# Set problem:
Your task is to repeat all of the data exactly while excluding the pictures.

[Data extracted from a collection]
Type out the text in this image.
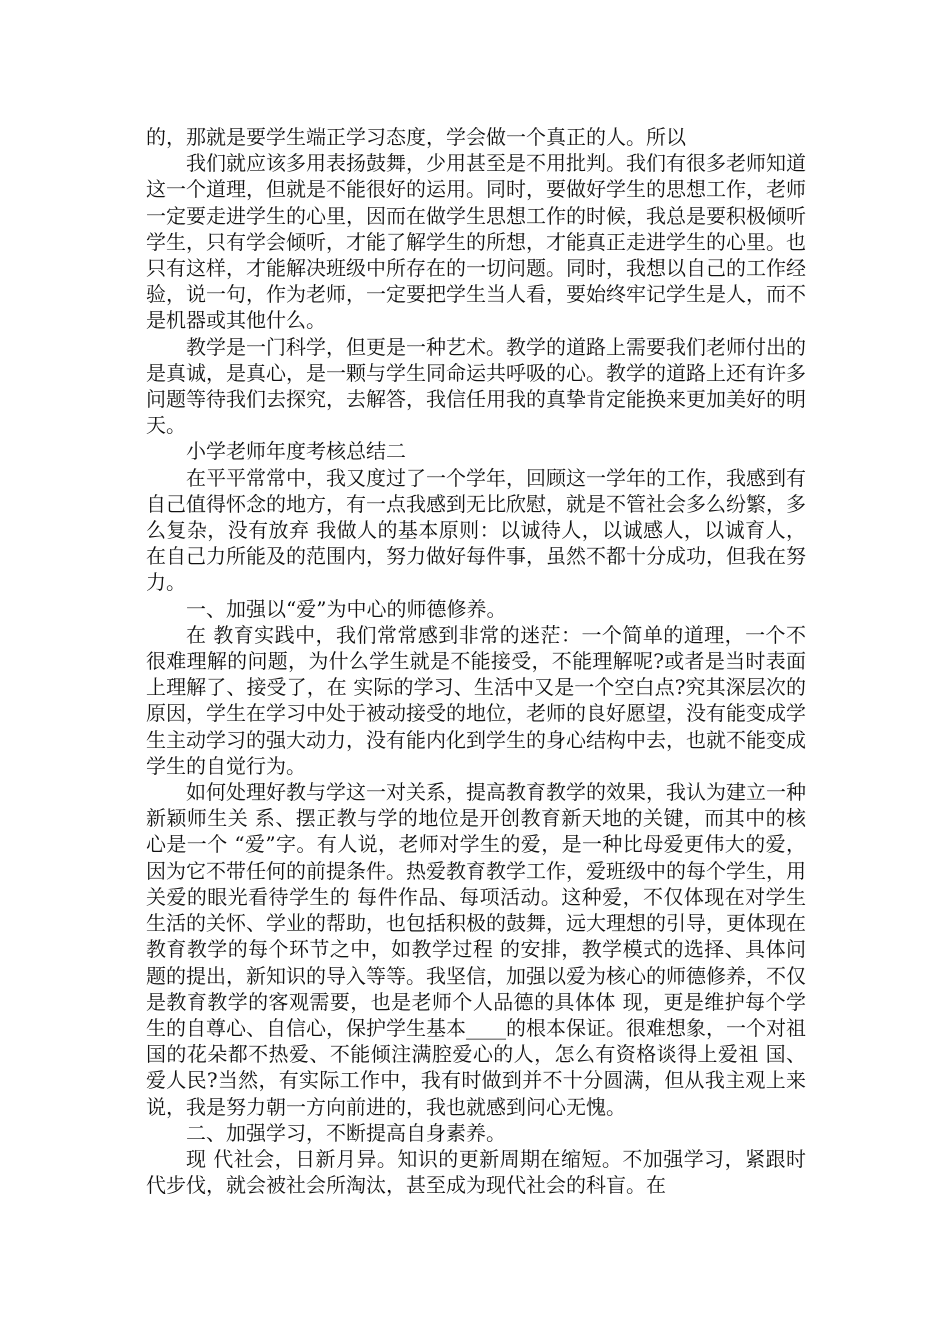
的，那就是要学生端正学习态度，学会做一个真正的人。所以

我们就应该多用表扬鼓舞，少用甚至是不用批判。我们有很多老师知道这一个道理，但就是不能很好的运用。同时，要做好学生的思想工作，老师一定要走进学生的心里，因而在做学生思想工作的时候，我总是要积极倾听学生，只有学会倾听，才能了解学生的所想，才能真正走进学生的心里。也只有这样，才能解决班级中所存在的一切问题。同时，我想以自己的工作经验，说一句，作为老师，一定要把学生当人看，要始终牢记学生是人，而不是机器或其他什么。

教学是一门科学，但更是一种艺术。教学的道路上需要我们老师付出的是真诚，是真心，是一颗与学生同命运共呼吸的心。教学的道路上还有许多问题等待我们去探究，去解答，我信任用我的真挚肯定能换来更加美好的明天。

小学老师年度考核总结二

在平平常常中，我又度过了一个学年，回顾这一学年的工作，我感到有自己值得怀念的地方，有一点我感到无比欣慰，就是不管社会多么纷繁，多么复杂，没有放弃 我做人的基本原则：以诚待人，以诚感人，以诚育人，在自己力所能及的范围内，努力做好每件事，虽然不都十分成功，但我在努力。

一、加强以“爱”为中心的师德修养。

在 教育实践中，我们常常感到非常的迷茫：一个简单的道理，一个不很难理解的问题，为什么学生就是不能接受，不能理解呢?或者是当时表面上理解了、接受了，在 实际的学习、生活中又是一个空白点?究其深层次的原因，学生在学习中处于被动接受的地位，老师的良好愿望，没有能变成学生主动学习的强大动力，没有能内化到学生的身心结构中去，也就不能变成学生的自觉行为。

如何处理好教与学这一对关系，提高教育教学的效果，我认为建立一种新颖师生关 系、摆正教与学的地位是开创教育新天地的关键，而其中的核心是一个 “爱”字。有人说，老师对学生的爱，是一种比母爱更伟大的爱，因为它不带任何的前提条件。热爱教育教学工作，爱班级中的每个学生，用关爱的眼光看待学生的 每件作品、每项活动。这种爱，不仅体现在对学生生活的关怀、学业的帮助，也包括积极的鼓舞，远大理想的引导，更体现在教育教学的每个环节之中，如教学过程 的安排，教学模式的选择、具体问题的提出，新知识的导入等等。我坚信，加强以爱为核心的师德修养，不仅是教育教学的客观需要，也是老师个人品德的具体体 现，更是维护每个学生的自尊心、自信心，保护学生基本____的根本保证。很难想象，一个对祖国的花朵都不热爱、不能倾注满腔爱心的人，怎么有资格谈得上爱祖 国、爱人民?当然，有实际工作中，我有时做到并不十分圆满，但从我主观上来说，我是努力朝一方向前进的，我也就感到问心无愧。

二、加强学习，不断提高自身素养。

现 代社会，日新月异。知识的更新周期在缩短。不加强学习，紧跟时代步伐，就会被社会所淘汰，甚至成为现代社会的科盲。在
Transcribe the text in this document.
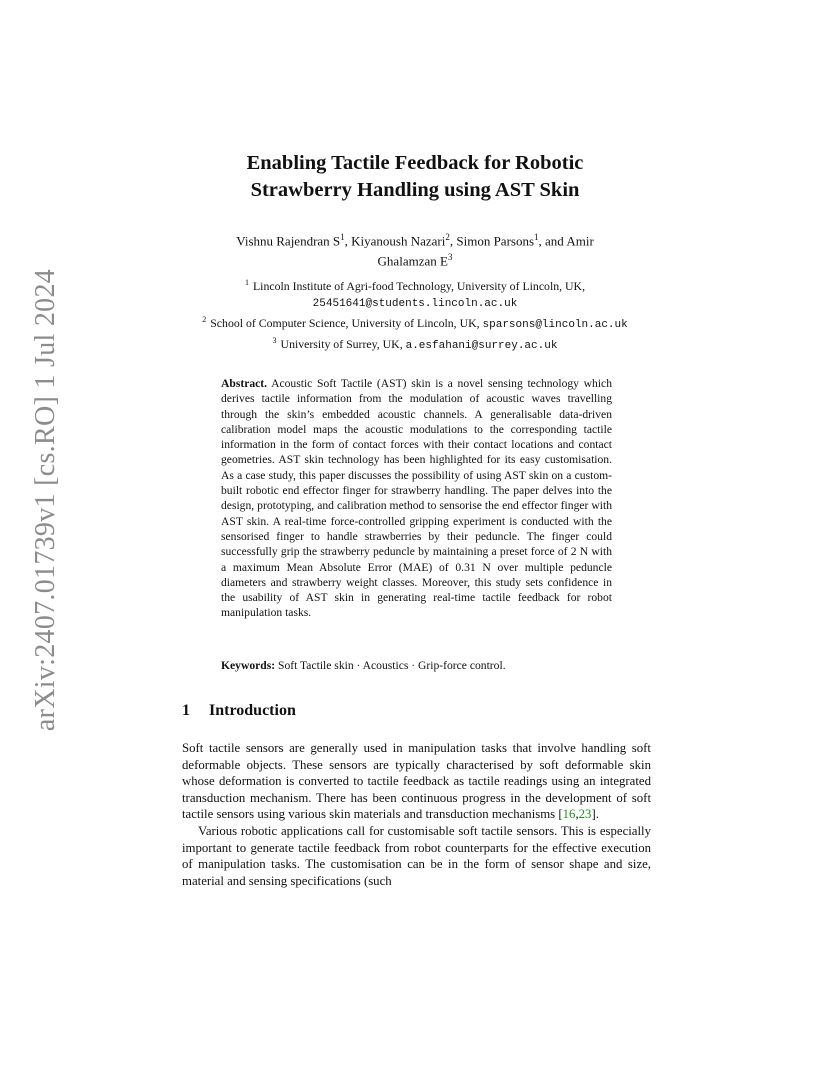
arXiv:2407.01739v1 [cs.RO] 1 Jul 2024
Enabling Tactile Feedback for Robotic
Strawberry Handling using AST Skin
Vishnu Rajendran $S^1$, Kiyanoush Nazari$^2$, Simon Parsons$^1$, and Amir
Ghalamzan $E^3$
$^1$ Lincoln Institute of Agri-food Technology, University of Lincoln, UK,
25451641@students.lincoln.ac.uk
$^2$ School of Computer Science, University of Lincoln, UK, sparsons@lincoln.ac.uk
$^3$ University of Surrey, UK, a.esfahani@surrey.ac.uk
Abstract. Acoustic Soft Tactile (AST) skin is a novel sensing technology which derives tactile information from the modulation of acoustic waves travelling through the skin’s embedded acoustic channels. A generalisable data-driven calibration model maps the acoustic modulations to the corresponding tactile information in the form of contact forces with their contact locations and contact geometries. AST skin technology has been highlighted for its easy customisation. As a case study, this paper discusses the possibility of using AST skin on a custom-built robotic end effector finger for strawberry handling. The paper delves into the design, prototyping, and calibration method to sensorise the end effector finger with AST skin. A real-time force-controlled gripping experiment is conducted with the sensorised finger to handle strawberries by their peduncle. The finger could successfully grip the strawberry peduncle by maintaining a preset force of 2 N with a maximum Mean Absolute Error (MAE) of 0.31 N over multiple peduncle diameters and strawberry weight classes. Moreover, this study sets confidence in the usability of AST skin in generating real-time tactile feedback for robot manipulation tasks.
Keywords: Soft Tactile skin · Acoustics · Grip-force control.
1 Introduction

Soft tactile sensors are generally used in manipulation tasks that involve handling soft deformable objects. These sensors are typically characterised by soft deformable skin whose deformation is converted to tactile feedback as tactile readings using an integrated transduction mechanism. There has been continuous progress in the development of soft tactile sensors using various skin materials and transduction mechanisms [16,23].

Various robotic applications call for customisable soft tactile sensors. This is especially important to generate tactile feedback from robot counterparts for the effective execution of manipulation tasks. The customisation can be in the form of sensor shape and size, material and sensing specifications (such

# Solution for this exercise:
Type out the text in this image.
的，那就是要学生端正学习态度，学会做一个真正的人。所以

我们就应该多用表扬鼓舞，少用甚至是不用批判。我们有很多老师知道这一个道理，但就是不能很好的运用。同时，要做好学生的思想工作，老师一定要走进学生的心里，因而在做学生思想工作的时候，我总是要积极倾听学生，只有学会倾听，才能了解学生的所想，才能真正走进学生的心里。也只有这样，才能解决班级中所存在的一切问题。同时，我想以自己的工作经验，说一句，作为老师，一定要把学生当人看，要始终牢记学生是人，而不是机器或其他什么。

教学是一门科学，但更是一种艺术。教学的道路上需要我们老师付出的是真诚，是真心，是一颗与学生同命运共呼吸的心。教学的道路上还有许多问题等待我们去探究，去解答，我信任用我的真挚肯定能换来更加美好的明天。

小学老师年度考核总结二

在平平常常中，我又度过了一个学年，回顾这一学年的工作，我感到有自己值得怀念的地方，有一点我感到无比欣慰，就是不管社会多么纷繁，多么复杂，没有放弃 我做人的基本原则：以诚待人，以诚感人，以诚育人，在自己力所能及的范围内，努力做好每件事，虽然不都十分成功，但我在努力。

一、加强以“爱”为中心的师德修养。

在 教育实践中，我们常常感到非常的迷茫：一个简单的道理，一个不很难理解的问题，为什么学生就是不能接受，不能理解呢?或者是当时表面上理解了、接受了，在 实际的学习、生活中又是一个空白点?究其深层次的原因，学生在学习中处于被动接受的地位，老师的良好愿望，没有能变成学生主动学习的强大动力，没有能内化到学生的身心结构中去，也就不能变成学生的自觉行为。

如何处理好教与学这一对关系，提高教育教学的效果，我认为建立一种新颖师生关 系、摆正教与学的地位是开创教育新天地的关键，而其中的核心是一个 “爱”字。有人说，老师对学生的爱，是一种比母爱更伟大的爱，因为它不带任何的前提条件。热爱教育教学工作，爱班级中的每个学生，用关爱的眼光看待学生的 每件作品、每项活动。这种爱，不仅体现在对学生生活的关怀、学业的帮助，也包括积极的鼓舞，远大理想的引导，更体现在教育教学的每个环节之中，如教学过程 的安排，教学模式的选择、具体问题的提出，新知识的导入等等。我坚信，加强以爱为核心的师德修养，不仅是教育教学的客观需要，也是老师个人品德的具体体 现，更是维护每个学生的自尊心、自信心，保护学生基本____的根本保证。很难想象，一个对祖国的花朵都不热爱、不能倾注满腔爱心的人，怎么有资格谈得上爱祖 国、爱人民?当然，有实际工作中，我有时做到并不十分圆满，但从我主观上来说，我是努力朝一方向前进的，我也就感到问心无愧。

二、加强学习，不断提高自身素养。

现 代社会，日新月异。知识的更新周期在缩短。不加强学习，紧跟时代步伐，就会被社会所淘汰，甚至成为现代社会的科盲。在
Transcribe the text in this document.
arXiv:2407.01739v1 [cs.RO] 1 Jul 2024
Enabling Tactile Feedback for Robotic
Strawberry Handling using AST Skin
Vishnu Rajendran $S^1$, Kiyanoush Nazari$^2$, Simon Parsons$^1$, and Amir
Ghalamzan $E^3$
$^1$ Lincoln Institute of Agri-food Technology, University of Lincoln, UK,
25451641@students.lincoln.ac.uk
$^2$ School of Computer Science, University of Lincoln, UK, sparsons@lincoln.ac.uk
$^3$ University of Surrey, UK, a.esfahani@surrey.ac.uk
Abstract. Acoustic Soft Tactile (AST) skin is a novel sensing technology which derives tactile information from the modulation of acoustic waves travelling through the skin’s embedded acoustic channels. A generalisable data-driven calibration model maps the acoustic modulations to the corresponding tactile information in the form of contact forces with their contact locations and contact geometries. AST skin technology has been highlighted for its easy customisation. As a case study, this paper discusses the possibility of using AST skin on a custom-built robotic end effector finger for strawberry handling. The paper delves into the design, prototyping, and calibration method to sensorise the end effector finger with AST skin. A real-time force-controlled gripping experiment is conducted with the sensorised finger to handle strawberries by their peduncle. The finger could successfully grip the strawberry peduncle by maintaining a preset force of 2 N with a maximum Mean Absolute Error (MAE) of 0.31 N over multiple peduncle diameters and strawberry weight classes. Moreover, this study sets confidence in the usability of AST skin in generating real-time tactile feedback for robot manipulation tasks.
Keywords: Soft Tactile skin · Acoustics · Grip-force control.
1 Introduction

Soft tactile sensors are generally used in manipulation tasks that involve handling soft deformable objects. These sensors are typically characterised by soft deformable skin whose deformation is converted to tactile feedback as tactile readings using an integrated transduction mechanism. There has been continuous progress in the development of soft tactile sensors using various skin materials and transduction mechanisms [16,23].

Various robotic applications call for customisable soft tactile sensors. This is especially important to generate tactile feedback from robot counterparts for the effective execution of manipulation tasks. The customisation can be in the form of sensor shape and size, material and sensing specifications (such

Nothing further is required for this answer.